▸ **SUPPLIED INFORMATION**:
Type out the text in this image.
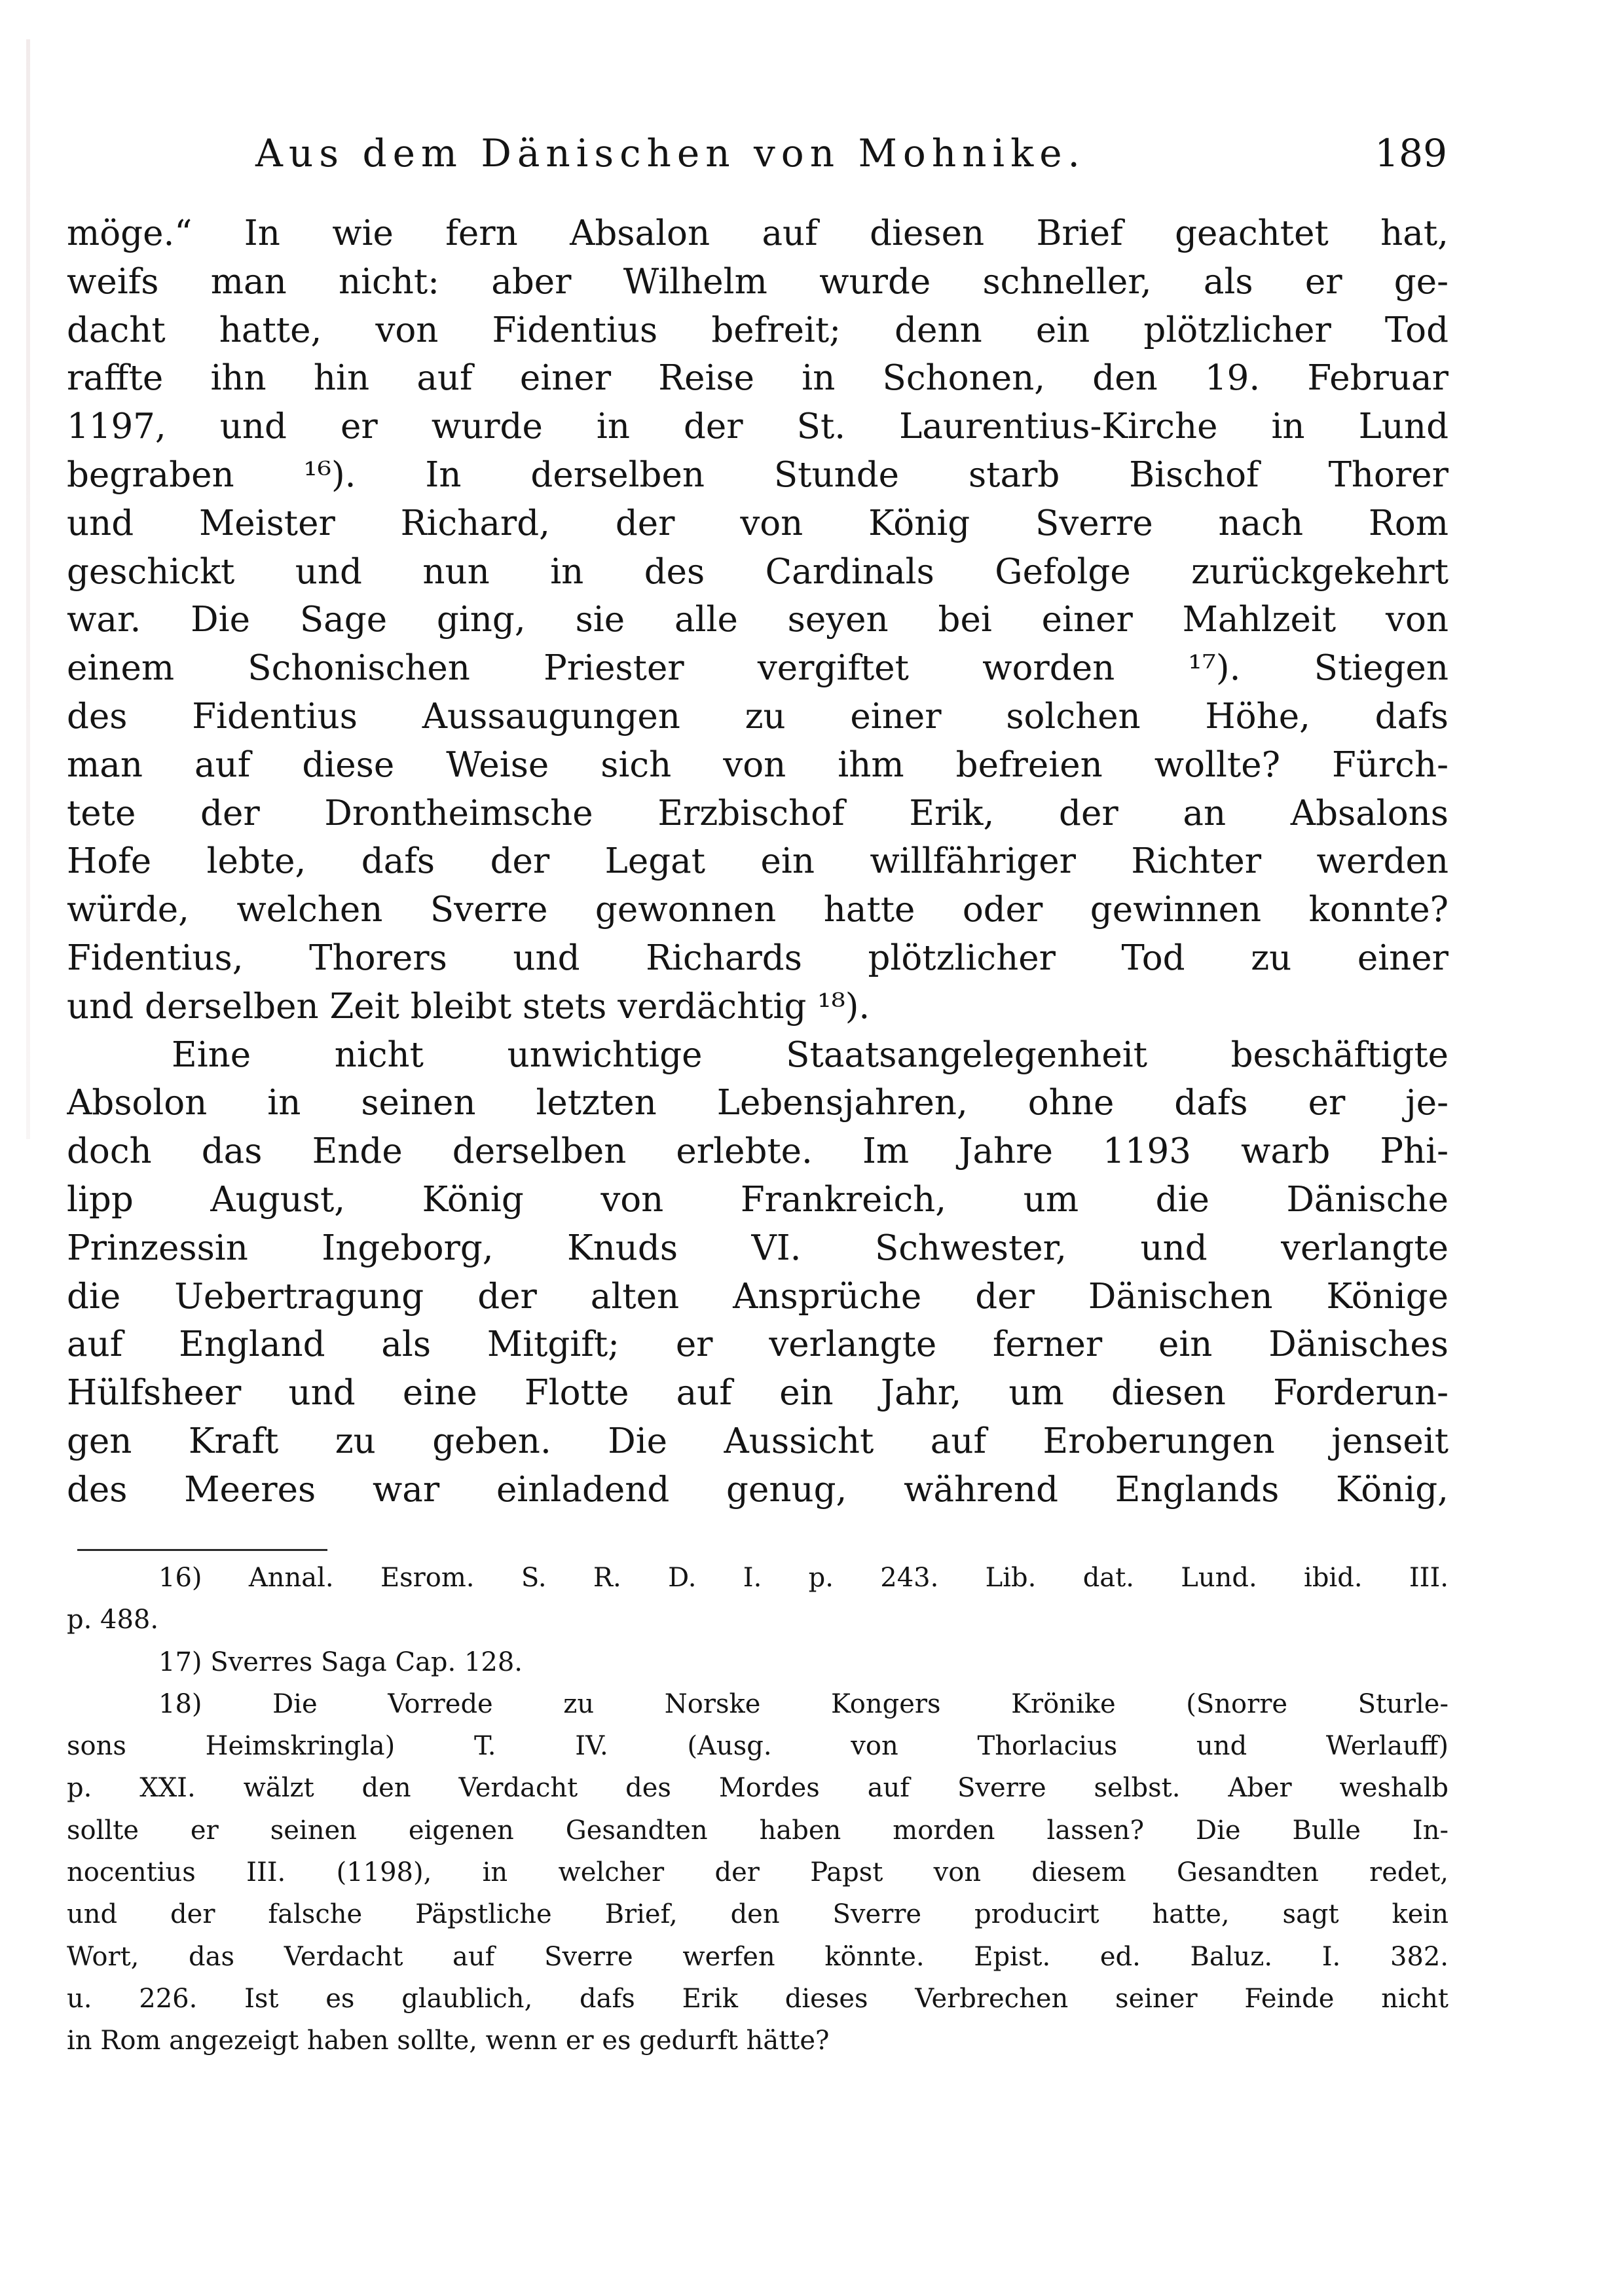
Aus dem Dänischen von Mohnike.	189
möge.“ In wie fern Absalon auf diesen Brief geachtet hat,
weifs man nicht: aber Wilhelm wurde schneller, als er ge-
dacht hatte, von Fidentius befreit; denn ein plötzlicher Tod
raffte ihn hin auf einer Reise in Schonen, den 19. Februar
1197, und er wurde in der St. Laurentius-Kirche in Lund
begraben ¹⁶). In derselben Stunde starb Bischof Thorer
und Meister Richard, der von König Sverre nach Rom
geschickt und nun in des Cardinals Gefolge zurückgekehrt
war. Die Sage ging, sie alle seyen bei einer Mahlzeit von
einem Schonischen Priester vergiftet worden ¹⁷). Stiegen
des Fidentius Aussaugungen zu einer solchen Höhe, dafs
man auf diese Weise sich von ihm befreien wollte? Fürch-
tete der Drontheimsche Erzbischof Erik, der an Absalons
Hofe lebte, dafs der Legat ein willfähriger Richter werden
würde, welchen Sverre gewonnen hatte oder gewinnen konnte?
Fidentius, Thorers und Richards plötzlicher Tod zu einer
und derselben Zeit bleibt stets verdächtig ¹⁸).
Eine nicht unwichtige Staatsangelegenheit beschäftigte
Absolon in seinen letzten Lebensjahren, ohne dafs er je-
doch das Ende derselben erlebte. Im Jahre 1193 warb Phi-
lipp August, König von Frankreich, um die Dänische
Prinzessin Ingeborg, Knuds VI. Schwester, und verlangte
die Uebertragung der alten Ansprüche der Dänischen Könige
auf England als Mitgift; er verlangte ferner ein Dänisches
Hülfsheer und eine Flotte auf ein Jahr, um diesen Forderun-
gen Kraft zu geben. Die Aussicht auf Eroberungen jenseit
des Meeres war einladend genug, während Englands König,
16) Annal. Esrom. S. R. D. I. p. 243. Lib. dat. Lund. ibid. III.
p. 488.
17) Sverres Saga Cap. 128.
18) Die Vorrede zu Norske Kongers Krönike (Snorre Sturle-
sons Heimskringla) T. IV. (Ausg. von Thorlacius und Werlauff)
p. XXI. wälzt den Verdacht des Mordes auf Sverre selbst. Aber weshalb
sollte er seinen eigenen Gesandten haben morden lassen? Die Bulle In-
nocentius III. (1198), in welcher der Papst von diesem Gesandten redet,
und der falsche Päpstliche Brief, den Sverre producirt hatte, sagt kein
Wort, das Verdacht auf Sverre werfen könnte. Epist. ed. Baluz. I. 382.
u. 226. Ist es glaublich, dafs Erik dieses Verbrechen seiner Feinde nicht
in Rom angezeigt haben sollte, wenn er es gedurft hätte?
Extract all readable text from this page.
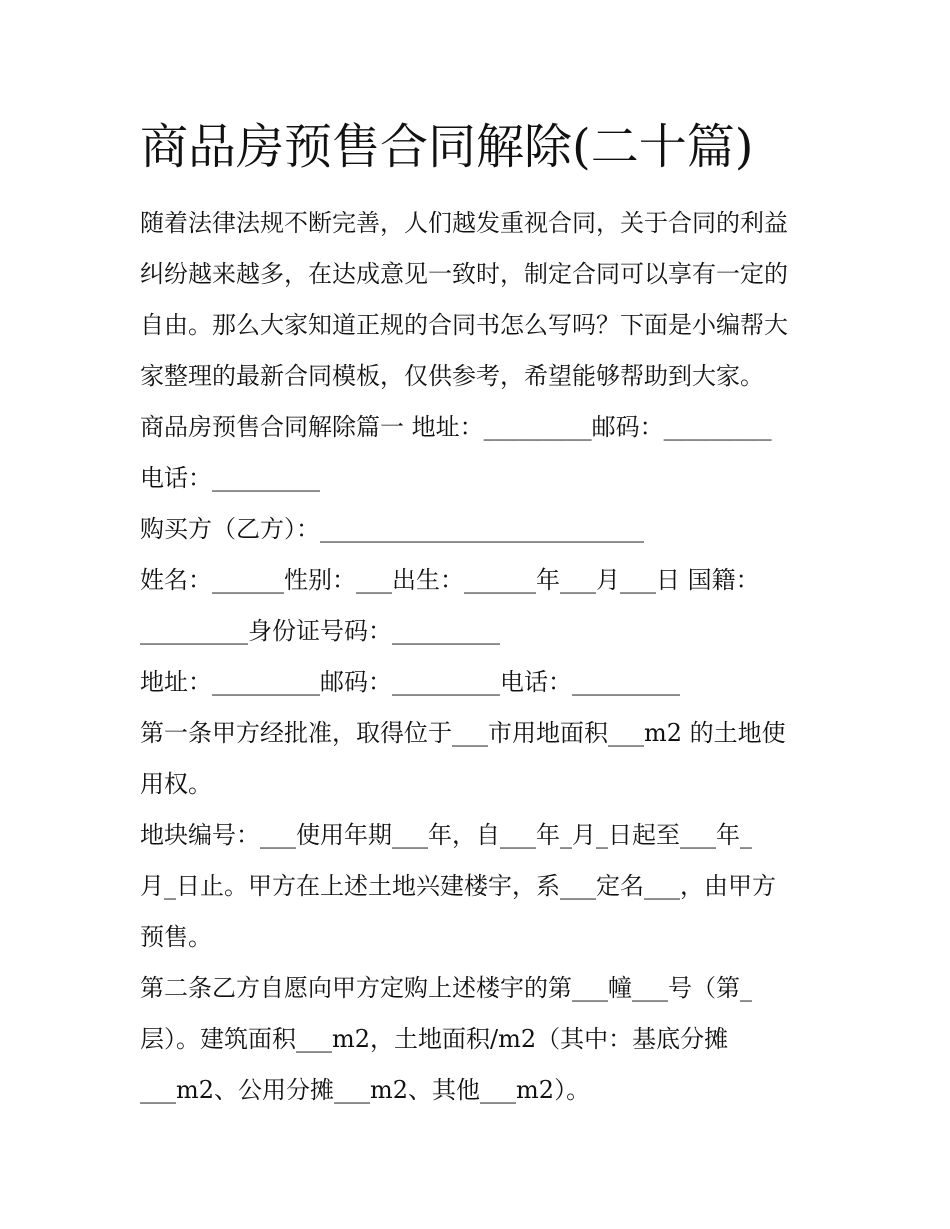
商品房预售合同解除(二十篇)
随着法律法规不断完善，人们越发重视合同，关于合同的利益
纠纷越来越多，在达成意见一致时，制定合同可以享有一定的
自由。那么大家知道正规的合同书怎么写吗？下面是小编帮大
家整理的最新合同模板，仅供参考，希望能够帮助到大家。
商品房预售合同解除篇一 地址：_________邮码：_________
电话：_________
购买方（乙方）：___________________________
姓名：______性别：___出生：______年___月___日 国籍：
_________身份证号码：_________
地址：_________邮码：_________电话：_________
第一条甲方经批准，取得位于___市用地面积___m2 的土地使
用权。
地块编号：___使用年期___年，自___年_月_日起至___年_
月_日止。甲方在上述土地兴建楼宇，系___定名___，由甲方
预售。
第二条乙方自愿向甲方定购上述楼宇的第___幢___号（第_
层）。建筑面积___m2，土地面积/m2（其中：基底分摊
___m2、公用分摊___m2、其他___m2）。
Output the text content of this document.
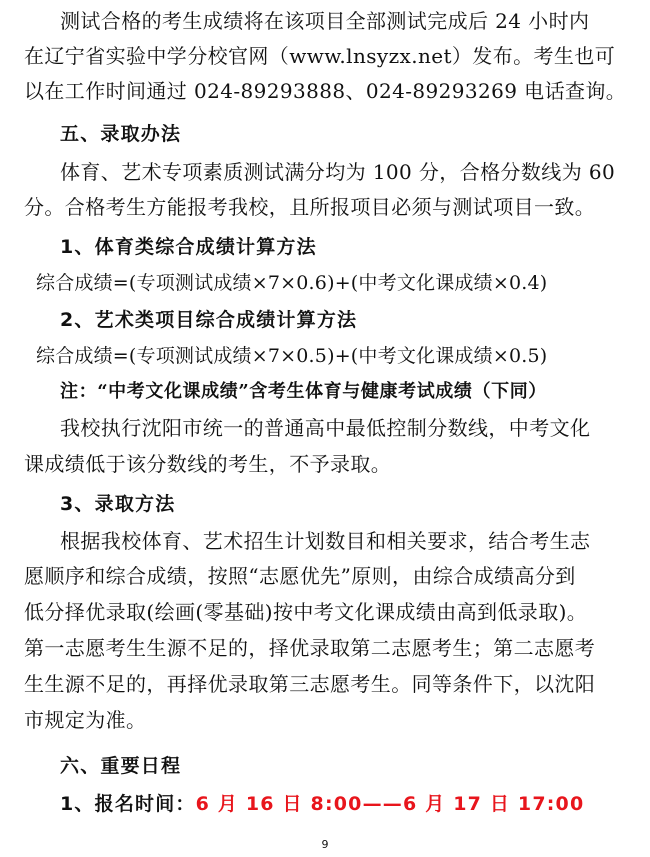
测试合格的考生成绩将在该项目全部测试完成后 24 小时内
在辽宁省实验中学分校官网（www.lnsyzx.net）发布。考生也可
以在工作时间通过 024-89293888、024-89293269 电话查询。
五、录取办法
体育、艺术专项素质测试满分均为 100 分，合格分数线为 60
分。合格考生方能报考我校，且所报项目必须与测试项目一致。
1、体育类综合成绩计算方法
综合成绩=(专项测试成绩×7×0.6)+(中考文化课成绩×0.4)
2、艺术类项目综合成绩计算方法
综合成绩=(专项测试成绩×7×0.5)+(中考文化课成绩×0.5)
注：“中考文化课成绩”含考生体育与健康考试成绩（下同）
我校执行沈阳市统一的普通高中最低控制分数线，中考文化
课成绩低于该分数线的考生，不予录取。
3、录取方法
根据我校体育、艺术招生计划数目和相关要求，结合考生志
愿顺序和综合成绩，按照“志愿优先”原则，由综合成绩高分到
低分择优录取(绘画(零基础)按中考文化课成绩由高到低录取)。
第一志愿考生生源不足的，择优录取第二志愿考生；第二志愿考
生生源不足的，再择优录取第三志愿考生。同等条件下，以沈阳
市规定为准。
六、重要日程
1、报名时间：6 月 16 日 8:00——6 月 17 日 17:00
9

▸ **AIM OF THE TASK**: Every line holding "plötzlicher" should be copied out.

▸ **WORKED SOLUTION**:
dacht hatte, von Fidentius befreit; denn ein plötzlicher Tod
Fidentius, Thorers und Richards plötzlicher Tod zu einer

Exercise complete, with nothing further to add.